#### Given data
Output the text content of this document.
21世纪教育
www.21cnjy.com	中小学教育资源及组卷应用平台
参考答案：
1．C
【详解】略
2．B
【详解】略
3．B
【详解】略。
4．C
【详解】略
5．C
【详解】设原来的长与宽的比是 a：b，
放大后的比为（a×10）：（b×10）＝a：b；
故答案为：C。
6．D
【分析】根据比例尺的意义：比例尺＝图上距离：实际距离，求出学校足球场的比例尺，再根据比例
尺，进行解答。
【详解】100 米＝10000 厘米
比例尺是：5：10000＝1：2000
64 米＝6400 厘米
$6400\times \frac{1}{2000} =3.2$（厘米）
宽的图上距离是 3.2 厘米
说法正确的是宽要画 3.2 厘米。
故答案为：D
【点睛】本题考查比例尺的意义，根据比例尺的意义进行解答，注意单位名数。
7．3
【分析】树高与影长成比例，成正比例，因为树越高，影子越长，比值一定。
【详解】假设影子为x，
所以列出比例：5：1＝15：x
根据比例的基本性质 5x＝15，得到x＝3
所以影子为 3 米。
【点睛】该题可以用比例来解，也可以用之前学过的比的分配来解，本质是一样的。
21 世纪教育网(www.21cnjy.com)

#### Aim
Reproduce the data, keeping every line exactly the same.

#### Reply
Output the text content of this document.
21世纪教育
www.21cnjy.com	中小学教育资源及组卷应用平台
参考答案：
1．C
【详解】略
2．B
【详解】略
3．B
【详解】略。
4．C
【详解】略
5．C
【详解】设原来的长与宽的比是 a：b，
放大后的比为（a×10）：（b×10）＝a：b；
故答案为：C。
6．D
【分析】根据比例尺的意义：比例尺＝图上距离：实际距离，求出学校足球场的比例尺，再根据比例
尺，进行解答。
【详解】100 米＝10000 厘米
比例尺是：5：10000＝1：2000
64 米＝6400 厘米
$6400\times \frac{1}{2000} =3.2$（厘米）
宽的图上距离是 3.2 厘米
说法正确的是宽要画 3.2 厘米。
故答案为：D
【点睛】本题考查比例尺的意义，根据比例尺的意义进行解答，注意单位名数。
7．3
【分析】树高与影长成比例，成正比例，因为树越高，影子越长，比值一定。
【详解】假设影子为x，
所以列出比例：5：1＝15：x
根据比例的基本性质 5x＝15，得到x＝3
所以影子为 3 米。
【点睛】该题可以用比例来解，也可以用之前学过的比的分配来解，本质是一样的。
21 世纪教育网(www.21cnjy.com)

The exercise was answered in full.